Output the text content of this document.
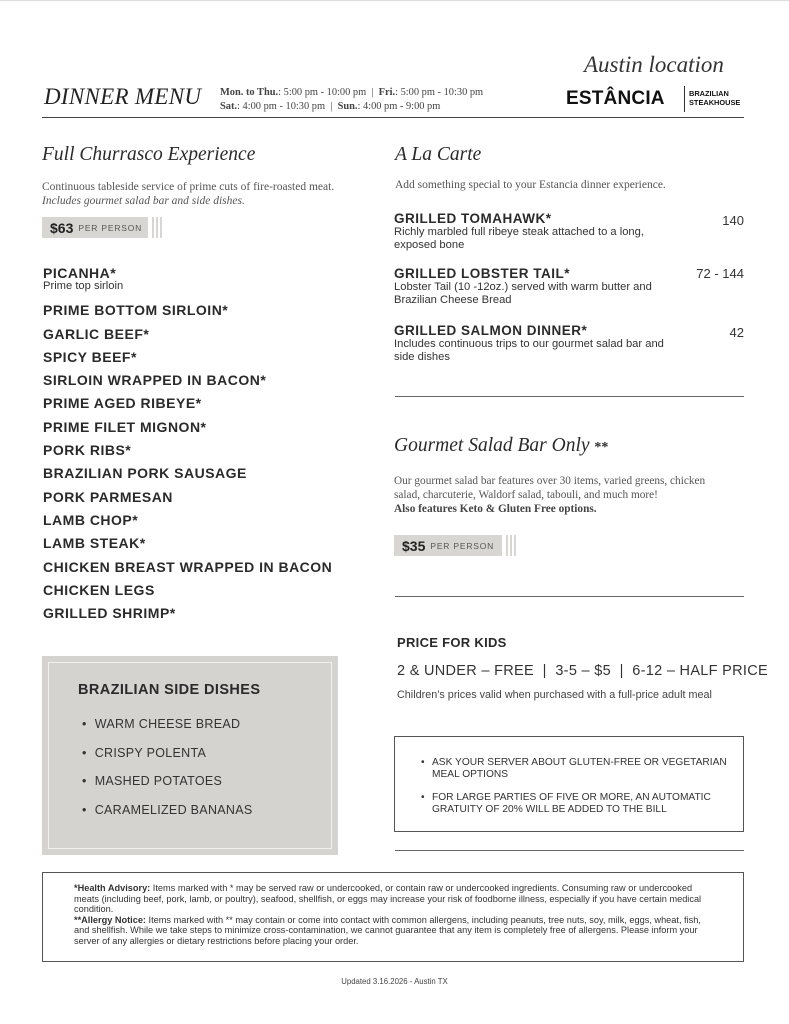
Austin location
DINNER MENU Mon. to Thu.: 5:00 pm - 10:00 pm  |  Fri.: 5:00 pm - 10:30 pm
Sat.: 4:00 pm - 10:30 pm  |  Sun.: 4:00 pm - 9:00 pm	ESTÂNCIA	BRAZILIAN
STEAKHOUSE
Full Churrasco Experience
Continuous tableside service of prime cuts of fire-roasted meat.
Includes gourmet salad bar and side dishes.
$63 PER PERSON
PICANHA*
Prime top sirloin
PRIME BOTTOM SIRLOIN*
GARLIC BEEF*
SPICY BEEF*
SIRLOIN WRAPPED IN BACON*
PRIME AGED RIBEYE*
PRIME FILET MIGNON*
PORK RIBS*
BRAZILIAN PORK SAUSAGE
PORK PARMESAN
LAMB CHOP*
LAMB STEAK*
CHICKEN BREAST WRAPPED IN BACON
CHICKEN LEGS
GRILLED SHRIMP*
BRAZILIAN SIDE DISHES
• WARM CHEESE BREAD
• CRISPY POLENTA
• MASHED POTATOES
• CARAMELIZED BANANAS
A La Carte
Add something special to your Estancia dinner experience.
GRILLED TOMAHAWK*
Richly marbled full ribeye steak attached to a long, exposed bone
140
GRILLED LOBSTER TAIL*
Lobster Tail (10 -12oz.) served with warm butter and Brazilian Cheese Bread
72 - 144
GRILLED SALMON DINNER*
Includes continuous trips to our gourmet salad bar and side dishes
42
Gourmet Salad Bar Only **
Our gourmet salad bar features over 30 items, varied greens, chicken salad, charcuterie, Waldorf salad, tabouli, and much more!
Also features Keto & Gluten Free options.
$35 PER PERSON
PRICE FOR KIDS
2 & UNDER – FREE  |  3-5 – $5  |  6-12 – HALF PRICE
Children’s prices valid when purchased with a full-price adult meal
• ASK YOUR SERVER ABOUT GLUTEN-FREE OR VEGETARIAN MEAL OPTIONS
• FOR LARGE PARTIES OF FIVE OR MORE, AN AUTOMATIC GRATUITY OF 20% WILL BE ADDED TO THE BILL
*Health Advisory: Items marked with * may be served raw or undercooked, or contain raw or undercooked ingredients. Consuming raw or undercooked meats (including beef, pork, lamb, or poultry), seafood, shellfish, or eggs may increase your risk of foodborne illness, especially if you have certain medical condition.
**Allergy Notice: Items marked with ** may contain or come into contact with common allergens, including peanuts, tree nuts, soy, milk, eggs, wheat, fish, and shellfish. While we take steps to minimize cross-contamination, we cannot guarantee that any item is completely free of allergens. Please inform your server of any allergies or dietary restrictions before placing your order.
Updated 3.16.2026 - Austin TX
***
> _Aim_
Pull every line containing "marked" out of the records.

> _Output of the task_
*Health Advisory: Items marked with * may be served raw or undercooked, or contain raw or undercooked ingredients. Consuming raw or undercooked meats (including beef, pork, lamb, or poultry), seafood, shellfish, or eggs may increase your risk of foodborne illness, especially if you have certain medical condition.
**Allergy Notice: Items marked with ** may contain or come into contact with common allergens, including peanuts, tree nuts, soy, milk, eggs, wheat, fish, and shellfish. While we take steps to minimize cross-contamination, we cannot guarantee that any item is completely free of allergens. Please inform your server of any allergies or dietary restrictions before placing your order.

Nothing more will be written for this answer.